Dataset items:
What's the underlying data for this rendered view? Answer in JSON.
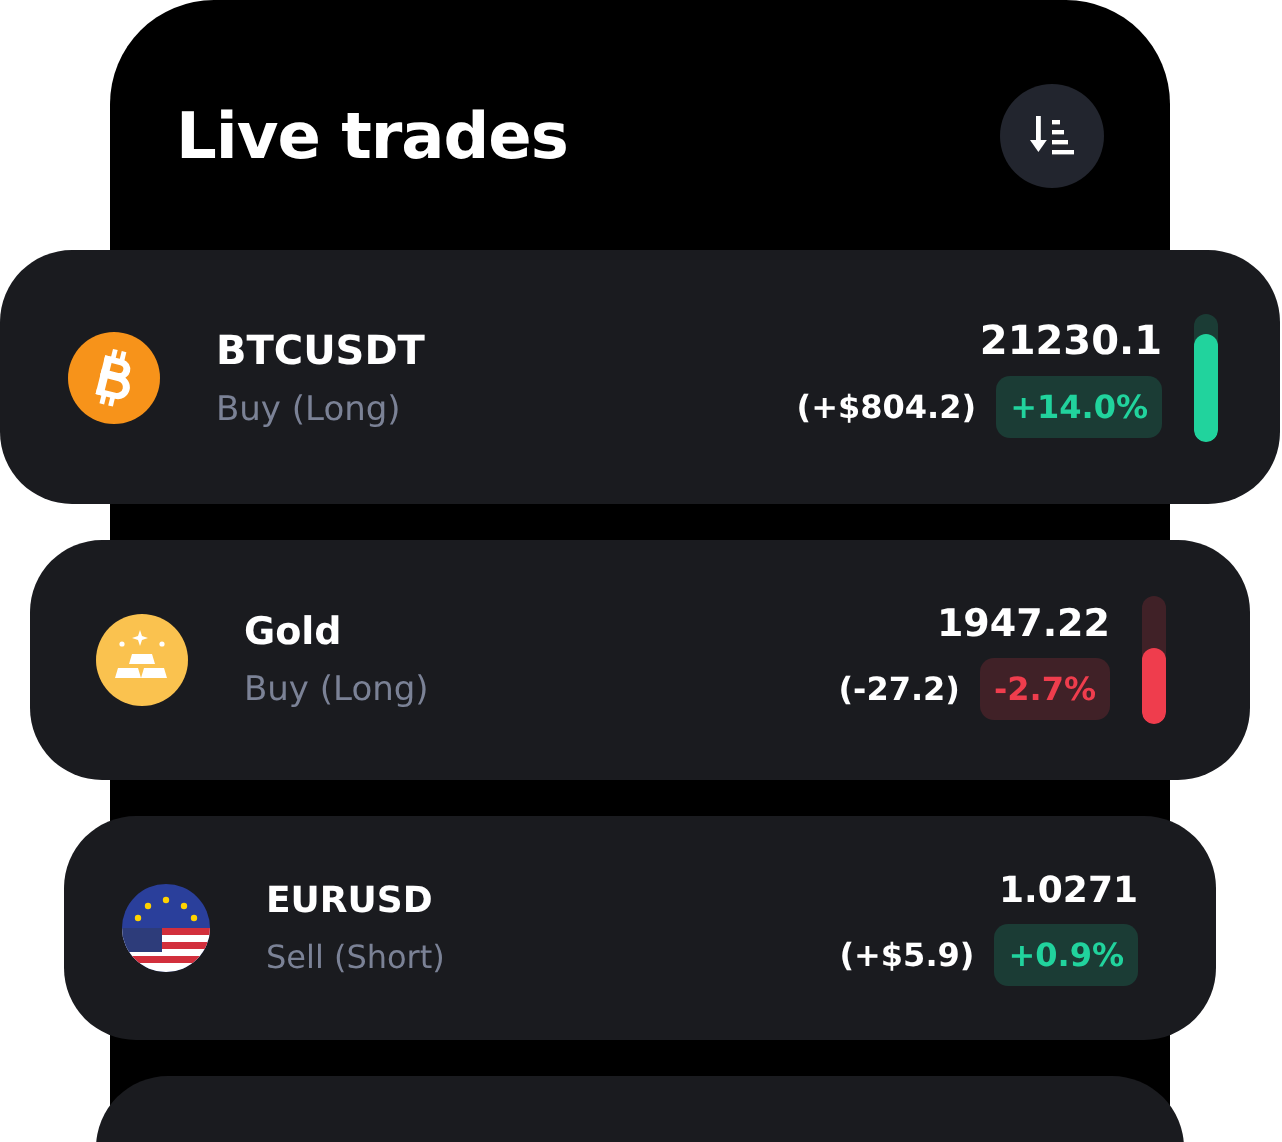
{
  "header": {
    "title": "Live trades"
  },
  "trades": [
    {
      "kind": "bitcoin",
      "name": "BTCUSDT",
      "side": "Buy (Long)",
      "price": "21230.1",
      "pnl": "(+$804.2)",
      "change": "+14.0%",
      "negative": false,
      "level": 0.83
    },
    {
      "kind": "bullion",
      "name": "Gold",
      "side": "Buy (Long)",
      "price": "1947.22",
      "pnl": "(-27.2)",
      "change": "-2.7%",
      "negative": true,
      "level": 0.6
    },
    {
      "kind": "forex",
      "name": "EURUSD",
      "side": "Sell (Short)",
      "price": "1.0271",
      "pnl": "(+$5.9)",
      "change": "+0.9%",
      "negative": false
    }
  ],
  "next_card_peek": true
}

...

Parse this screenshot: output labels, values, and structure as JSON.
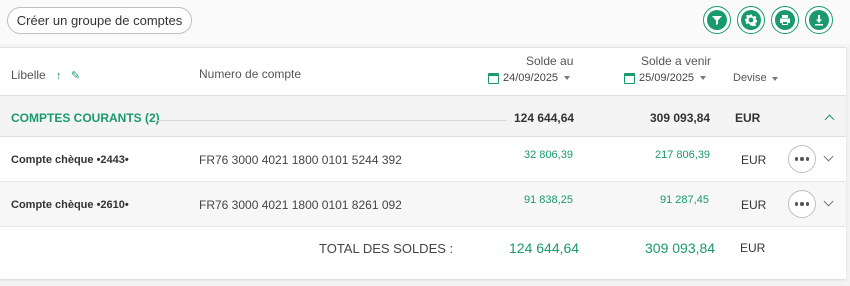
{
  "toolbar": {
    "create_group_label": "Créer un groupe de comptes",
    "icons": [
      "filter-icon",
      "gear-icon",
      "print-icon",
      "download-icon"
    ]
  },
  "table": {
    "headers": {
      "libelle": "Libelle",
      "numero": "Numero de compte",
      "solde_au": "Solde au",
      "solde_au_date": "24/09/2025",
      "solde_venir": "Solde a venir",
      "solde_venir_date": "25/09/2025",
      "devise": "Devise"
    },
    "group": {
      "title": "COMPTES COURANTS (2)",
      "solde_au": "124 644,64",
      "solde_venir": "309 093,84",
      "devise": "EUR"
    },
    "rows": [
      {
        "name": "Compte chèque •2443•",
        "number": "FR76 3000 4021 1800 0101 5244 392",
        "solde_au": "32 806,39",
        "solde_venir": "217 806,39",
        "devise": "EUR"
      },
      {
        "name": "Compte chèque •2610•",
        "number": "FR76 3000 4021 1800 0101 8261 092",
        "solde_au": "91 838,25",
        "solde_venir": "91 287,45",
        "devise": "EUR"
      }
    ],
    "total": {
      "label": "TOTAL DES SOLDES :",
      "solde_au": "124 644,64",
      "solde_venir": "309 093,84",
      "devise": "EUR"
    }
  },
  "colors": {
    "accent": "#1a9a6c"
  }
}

■ **Directions for this task**
Go through the listing above and list every line that has the word "price".

■ **Response to this task**
      "price": "21230.1",
      "price": "1947.22",
      "price": "1.0271",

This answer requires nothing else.